Given instruction
Collect each line holding the string "screenshot".
— start of Records —
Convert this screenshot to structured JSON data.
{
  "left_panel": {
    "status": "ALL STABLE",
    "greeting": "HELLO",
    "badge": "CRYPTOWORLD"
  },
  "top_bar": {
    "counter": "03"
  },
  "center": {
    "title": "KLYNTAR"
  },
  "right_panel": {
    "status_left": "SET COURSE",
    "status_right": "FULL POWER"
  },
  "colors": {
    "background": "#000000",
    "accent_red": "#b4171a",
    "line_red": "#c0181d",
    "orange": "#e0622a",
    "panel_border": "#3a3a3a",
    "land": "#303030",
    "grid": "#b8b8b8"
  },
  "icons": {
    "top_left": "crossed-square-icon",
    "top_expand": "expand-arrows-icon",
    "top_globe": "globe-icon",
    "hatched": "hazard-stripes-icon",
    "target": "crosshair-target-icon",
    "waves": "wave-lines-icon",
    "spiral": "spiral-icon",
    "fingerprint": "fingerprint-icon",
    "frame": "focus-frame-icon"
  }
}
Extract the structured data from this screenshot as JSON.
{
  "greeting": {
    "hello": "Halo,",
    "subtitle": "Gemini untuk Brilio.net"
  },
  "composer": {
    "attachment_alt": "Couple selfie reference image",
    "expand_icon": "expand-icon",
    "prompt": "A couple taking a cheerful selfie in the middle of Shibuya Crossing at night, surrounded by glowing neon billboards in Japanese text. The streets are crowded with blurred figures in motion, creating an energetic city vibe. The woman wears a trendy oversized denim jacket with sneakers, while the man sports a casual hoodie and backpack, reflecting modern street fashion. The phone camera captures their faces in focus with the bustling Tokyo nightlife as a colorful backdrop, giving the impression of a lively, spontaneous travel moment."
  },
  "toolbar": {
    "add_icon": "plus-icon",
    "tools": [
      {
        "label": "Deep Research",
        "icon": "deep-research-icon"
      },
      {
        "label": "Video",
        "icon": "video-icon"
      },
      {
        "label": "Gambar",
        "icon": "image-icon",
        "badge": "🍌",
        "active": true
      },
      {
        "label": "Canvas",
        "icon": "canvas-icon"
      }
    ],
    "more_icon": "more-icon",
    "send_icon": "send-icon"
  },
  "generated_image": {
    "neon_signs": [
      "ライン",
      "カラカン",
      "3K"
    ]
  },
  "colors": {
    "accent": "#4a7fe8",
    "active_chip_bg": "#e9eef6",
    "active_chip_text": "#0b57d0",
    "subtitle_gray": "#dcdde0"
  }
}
— end of Records —
Problem solution
Convert this screenshot to structured JSON data.
Extract the structured data from this screenshot as JSON.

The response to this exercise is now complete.